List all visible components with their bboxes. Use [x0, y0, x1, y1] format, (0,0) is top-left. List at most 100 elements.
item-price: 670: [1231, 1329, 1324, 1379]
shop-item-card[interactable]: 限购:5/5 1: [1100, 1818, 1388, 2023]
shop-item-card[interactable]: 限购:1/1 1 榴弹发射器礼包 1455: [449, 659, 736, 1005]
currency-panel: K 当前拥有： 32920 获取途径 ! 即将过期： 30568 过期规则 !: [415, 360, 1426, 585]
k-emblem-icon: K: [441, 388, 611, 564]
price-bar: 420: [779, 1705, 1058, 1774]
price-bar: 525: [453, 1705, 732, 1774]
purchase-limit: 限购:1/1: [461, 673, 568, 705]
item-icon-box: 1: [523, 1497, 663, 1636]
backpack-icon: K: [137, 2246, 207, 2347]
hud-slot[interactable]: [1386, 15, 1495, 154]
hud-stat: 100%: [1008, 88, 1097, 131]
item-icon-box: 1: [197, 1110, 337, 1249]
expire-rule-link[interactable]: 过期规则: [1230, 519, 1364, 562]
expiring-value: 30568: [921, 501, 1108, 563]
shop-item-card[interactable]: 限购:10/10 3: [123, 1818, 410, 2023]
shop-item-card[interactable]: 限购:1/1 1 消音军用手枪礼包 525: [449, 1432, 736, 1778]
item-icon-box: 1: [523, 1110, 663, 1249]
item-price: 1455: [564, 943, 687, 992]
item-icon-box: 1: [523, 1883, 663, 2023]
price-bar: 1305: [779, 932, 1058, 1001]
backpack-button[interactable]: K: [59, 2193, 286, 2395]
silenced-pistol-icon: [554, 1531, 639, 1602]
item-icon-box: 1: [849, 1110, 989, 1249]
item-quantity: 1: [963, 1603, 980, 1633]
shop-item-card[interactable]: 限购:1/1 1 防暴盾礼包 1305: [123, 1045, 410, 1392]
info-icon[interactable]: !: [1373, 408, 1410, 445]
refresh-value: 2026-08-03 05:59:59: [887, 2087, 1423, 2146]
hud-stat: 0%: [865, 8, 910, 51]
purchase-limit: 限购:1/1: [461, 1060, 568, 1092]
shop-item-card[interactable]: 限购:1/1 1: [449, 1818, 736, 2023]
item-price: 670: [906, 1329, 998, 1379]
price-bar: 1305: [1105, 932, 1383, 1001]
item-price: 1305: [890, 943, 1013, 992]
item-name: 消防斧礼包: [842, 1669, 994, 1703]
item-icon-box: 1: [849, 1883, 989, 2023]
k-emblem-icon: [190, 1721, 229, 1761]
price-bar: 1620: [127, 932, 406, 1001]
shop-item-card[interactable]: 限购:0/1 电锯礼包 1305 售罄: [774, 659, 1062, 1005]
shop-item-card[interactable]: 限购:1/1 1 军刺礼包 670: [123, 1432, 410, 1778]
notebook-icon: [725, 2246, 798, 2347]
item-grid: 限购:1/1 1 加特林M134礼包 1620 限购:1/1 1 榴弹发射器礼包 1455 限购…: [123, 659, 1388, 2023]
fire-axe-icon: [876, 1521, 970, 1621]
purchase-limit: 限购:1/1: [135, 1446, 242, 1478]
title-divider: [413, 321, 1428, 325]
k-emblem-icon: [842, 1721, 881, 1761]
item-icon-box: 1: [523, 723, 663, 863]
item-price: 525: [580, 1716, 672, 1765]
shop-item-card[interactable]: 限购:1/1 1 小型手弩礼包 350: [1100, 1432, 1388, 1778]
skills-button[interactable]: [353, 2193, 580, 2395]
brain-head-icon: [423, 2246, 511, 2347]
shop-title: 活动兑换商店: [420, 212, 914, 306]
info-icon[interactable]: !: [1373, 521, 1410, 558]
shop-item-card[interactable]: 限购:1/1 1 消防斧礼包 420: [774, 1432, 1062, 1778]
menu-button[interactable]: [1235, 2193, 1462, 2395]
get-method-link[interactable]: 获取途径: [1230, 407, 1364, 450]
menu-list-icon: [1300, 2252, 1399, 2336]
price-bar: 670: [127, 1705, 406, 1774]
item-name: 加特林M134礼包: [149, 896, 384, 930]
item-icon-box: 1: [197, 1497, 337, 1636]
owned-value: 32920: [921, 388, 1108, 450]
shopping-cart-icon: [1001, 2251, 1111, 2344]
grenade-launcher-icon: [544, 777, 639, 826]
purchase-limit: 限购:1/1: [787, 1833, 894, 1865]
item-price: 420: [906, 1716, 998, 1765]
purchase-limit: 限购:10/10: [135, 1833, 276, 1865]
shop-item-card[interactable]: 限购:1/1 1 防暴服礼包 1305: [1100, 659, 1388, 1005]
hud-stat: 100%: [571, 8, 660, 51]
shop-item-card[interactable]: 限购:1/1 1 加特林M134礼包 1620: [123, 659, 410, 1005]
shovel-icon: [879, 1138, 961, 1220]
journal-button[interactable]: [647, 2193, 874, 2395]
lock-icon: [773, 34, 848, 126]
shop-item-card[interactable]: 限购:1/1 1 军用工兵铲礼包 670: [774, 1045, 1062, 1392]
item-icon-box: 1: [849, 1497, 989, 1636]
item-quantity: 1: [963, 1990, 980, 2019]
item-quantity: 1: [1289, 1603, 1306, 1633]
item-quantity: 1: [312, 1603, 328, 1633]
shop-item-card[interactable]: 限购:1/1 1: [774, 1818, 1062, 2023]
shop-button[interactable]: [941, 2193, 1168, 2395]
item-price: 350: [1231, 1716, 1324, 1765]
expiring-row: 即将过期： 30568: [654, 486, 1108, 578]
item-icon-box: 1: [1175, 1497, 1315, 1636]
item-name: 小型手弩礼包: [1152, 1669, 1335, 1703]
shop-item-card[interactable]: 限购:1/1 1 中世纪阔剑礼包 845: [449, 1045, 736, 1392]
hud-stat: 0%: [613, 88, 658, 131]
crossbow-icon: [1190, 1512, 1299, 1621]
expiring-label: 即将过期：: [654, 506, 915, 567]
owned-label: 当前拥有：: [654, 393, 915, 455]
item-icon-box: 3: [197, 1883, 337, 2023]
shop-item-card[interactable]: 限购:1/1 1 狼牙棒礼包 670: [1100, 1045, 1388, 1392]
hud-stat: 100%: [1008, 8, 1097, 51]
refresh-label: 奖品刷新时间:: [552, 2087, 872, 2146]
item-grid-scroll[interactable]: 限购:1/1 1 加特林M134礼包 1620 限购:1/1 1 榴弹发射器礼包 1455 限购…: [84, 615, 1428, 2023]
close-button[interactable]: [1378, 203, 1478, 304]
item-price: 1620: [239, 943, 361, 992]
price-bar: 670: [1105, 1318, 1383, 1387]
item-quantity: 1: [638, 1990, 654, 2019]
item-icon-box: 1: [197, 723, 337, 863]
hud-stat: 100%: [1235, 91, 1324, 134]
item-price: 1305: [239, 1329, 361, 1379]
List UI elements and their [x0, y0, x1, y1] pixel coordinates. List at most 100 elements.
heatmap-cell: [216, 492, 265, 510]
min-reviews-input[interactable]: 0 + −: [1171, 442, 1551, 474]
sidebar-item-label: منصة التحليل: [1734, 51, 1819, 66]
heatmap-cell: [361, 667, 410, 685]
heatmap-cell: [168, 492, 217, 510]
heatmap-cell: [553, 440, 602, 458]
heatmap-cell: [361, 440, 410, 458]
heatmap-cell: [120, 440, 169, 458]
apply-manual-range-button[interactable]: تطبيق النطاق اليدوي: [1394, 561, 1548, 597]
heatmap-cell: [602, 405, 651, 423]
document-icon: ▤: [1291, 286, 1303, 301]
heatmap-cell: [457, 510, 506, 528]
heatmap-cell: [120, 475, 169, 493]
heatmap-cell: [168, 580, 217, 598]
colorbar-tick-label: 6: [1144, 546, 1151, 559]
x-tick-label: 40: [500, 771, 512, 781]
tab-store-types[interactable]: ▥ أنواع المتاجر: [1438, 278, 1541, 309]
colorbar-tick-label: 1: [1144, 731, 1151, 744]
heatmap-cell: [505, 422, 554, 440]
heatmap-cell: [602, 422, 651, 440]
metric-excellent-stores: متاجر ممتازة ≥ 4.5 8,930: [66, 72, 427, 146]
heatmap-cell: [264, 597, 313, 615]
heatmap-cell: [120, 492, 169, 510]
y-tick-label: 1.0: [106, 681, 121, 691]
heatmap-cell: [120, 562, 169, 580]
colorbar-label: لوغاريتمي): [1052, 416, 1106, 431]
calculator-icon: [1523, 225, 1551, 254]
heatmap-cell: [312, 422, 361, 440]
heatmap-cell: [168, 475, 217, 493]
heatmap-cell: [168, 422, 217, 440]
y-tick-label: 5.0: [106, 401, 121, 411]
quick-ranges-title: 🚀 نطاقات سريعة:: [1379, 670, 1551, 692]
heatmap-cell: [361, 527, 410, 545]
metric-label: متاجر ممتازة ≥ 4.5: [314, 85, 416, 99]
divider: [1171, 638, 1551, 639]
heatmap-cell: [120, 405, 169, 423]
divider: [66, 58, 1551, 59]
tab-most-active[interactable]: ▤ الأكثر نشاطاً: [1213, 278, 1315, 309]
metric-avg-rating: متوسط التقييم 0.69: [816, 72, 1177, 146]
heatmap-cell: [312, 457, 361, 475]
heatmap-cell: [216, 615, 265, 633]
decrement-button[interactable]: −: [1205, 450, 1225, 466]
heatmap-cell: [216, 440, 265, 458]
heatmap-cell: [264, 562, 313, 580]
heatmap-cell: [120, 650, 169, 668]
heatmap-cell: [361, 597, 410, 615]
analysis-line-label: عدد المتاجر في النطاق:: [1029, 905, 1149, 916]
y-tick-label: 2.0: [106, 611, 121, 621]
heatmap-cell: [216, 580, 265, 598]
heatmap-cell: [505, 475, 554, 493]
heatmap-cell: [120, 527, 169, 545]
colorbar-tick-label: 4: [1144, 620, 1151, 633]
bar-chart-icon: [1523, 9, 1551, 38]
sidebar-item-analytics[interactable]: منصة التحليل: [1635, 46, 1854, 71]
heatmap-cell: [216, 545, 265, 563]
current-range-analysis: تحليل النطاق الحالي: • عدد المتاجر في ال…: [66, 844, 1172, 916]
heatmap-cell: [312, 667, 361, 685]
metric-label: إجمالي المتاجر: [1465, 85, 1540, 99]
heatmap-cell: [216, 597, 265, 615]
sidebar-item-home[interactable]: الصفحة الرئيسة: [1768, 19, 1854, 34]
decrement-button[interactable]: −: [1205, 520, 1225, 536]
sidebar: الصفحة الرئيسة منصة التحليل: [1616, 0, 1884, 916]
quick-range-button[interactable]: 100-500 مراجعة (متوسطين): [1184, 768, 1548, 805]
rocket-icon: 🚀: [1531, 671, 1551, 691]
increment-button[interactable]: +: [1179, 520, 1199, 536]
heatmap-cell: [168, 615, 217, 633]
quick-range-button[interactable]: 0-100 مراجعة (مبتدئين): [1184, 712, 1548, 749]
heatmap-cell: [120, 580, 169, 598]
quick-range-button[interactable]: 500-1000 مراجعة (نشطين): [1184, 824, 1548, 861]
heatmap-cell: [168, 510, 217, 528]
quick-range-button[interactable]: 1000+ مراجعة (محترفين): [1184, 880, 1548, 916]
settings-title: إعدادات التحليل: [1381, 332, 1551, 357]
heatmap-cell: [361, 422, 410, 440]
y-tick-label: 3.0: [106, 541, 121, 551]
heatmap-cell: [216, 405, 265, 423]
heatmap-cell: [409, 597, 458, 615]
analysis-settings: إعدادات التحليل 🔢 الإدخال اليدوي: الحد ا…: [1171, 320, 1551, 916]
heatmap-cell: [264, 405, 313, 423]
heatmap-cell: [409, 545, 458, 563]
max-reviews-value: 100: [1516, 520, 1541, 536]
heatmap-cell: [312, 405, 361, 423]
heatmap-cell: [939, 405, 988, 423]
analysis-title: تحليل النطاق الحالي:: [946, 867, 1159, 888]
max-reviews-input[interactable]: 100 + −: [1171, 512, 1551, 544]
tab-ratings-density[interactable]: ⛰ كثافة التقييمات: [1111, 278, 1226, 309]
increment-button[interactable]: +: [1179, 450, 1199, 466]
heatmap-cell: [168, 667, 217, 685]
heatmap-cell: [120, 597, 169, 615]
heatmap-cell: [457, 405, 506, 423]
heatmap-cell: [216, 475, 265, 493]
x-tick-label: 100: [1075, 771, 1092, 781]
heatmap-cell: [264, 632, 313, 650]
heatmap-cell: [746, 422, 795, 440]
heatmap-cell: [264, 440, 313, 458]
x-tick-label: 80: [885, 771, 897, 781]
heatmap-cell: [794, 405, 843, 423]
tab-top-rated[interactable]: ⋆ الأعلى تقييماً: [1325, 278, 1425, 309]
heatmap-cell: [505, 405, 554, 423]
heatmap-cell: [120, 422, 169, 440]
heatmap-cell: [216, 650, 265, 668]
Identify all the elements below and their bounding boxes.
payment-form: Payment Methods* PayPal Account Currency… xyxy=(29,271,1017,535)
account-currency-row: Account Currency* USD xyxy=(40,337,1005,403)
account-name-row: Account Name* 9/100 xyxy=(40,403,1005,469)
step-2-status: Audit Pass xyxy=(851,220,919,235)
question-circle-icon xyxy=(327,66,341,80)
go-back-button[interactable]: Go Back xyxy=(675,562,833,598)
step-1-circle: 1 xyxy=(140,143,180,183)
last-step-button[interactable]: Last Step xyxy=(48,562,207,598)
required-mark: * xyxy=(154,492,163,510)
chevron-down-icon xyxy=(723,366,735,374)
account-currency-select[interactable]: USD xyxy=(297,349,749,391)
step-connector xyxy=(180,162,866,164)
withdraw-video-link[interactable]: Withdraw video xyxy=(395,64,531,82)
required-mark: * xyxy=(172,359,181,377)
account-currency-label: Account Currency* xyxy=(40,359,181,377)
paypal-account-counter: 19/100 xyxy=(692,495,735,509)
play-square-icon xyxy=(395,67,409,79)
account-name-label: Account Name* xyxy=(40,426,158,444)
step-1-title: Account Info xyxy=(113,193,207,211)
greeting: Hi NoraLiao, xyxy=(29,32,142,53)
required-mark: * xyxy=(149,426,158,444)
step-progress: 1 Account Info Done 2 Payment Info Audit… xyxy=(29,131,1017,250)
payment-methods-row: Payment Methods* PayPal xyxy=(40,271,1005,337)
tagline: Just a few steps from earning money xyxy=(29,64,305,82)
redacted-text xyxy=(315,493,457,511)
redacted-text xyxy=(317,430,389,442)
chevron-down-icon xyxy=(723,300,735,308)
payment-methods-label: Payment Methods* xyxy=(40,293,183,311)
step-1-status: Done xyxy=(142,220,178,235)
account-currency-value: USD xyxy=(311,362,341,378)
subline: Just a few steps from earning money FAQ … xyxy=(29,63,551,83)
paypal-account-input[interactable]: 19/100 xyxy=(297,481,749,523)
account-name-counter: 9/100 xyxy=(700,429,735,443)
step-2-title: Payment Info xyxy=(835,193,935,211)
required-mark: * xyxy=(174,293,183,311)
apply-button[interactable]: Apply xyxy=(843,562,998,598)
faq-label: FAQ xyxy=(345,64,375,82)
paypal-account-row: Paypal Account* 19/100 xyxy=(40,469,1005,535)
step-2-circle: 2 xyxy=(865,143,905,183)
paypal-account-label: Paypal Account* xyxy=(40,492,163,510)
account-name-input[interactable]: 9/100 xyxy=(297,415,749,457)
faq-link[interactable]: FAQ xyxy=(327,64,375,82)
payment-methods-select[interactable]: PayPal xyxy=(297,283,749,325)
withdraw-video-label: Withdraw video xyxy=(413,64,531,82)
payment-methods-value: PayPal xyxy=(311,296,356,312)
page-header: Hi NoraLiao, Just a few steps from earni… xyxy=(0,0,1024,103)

==============================

Task brief
Reproduce the rows from the first one up to and including the line with "price-bar: 420: [779, 1705, 1058, 1774]", and swap "currency-panel" for "balance-panel" while leaving everything else unchanged.

The output
List all visible components with their bboxes. Use [x0, y0, x1, y1] format, (0,0) is top-left. List at most 100 elements.
item-price: 670: [1231, 1329, 1324, 1379]
shop-item-card[interactable]: 限购:5/5 1: [1100, 1818, 1388, 2023]
shop-item-card[interactable]: 限购:1/1 1 榴弹发射器礼包 1455: [449, 659, 736, 1005]
balance-panel: K 当前拥有： 32920 获取途径 ! 即将过期： 30568 过期规则 !: [415, 360, 1426, 585]
k-emblem-icon: K: [441, 388, 611, 564]
price-bar: 420: [779, 1705, 1058, 1774]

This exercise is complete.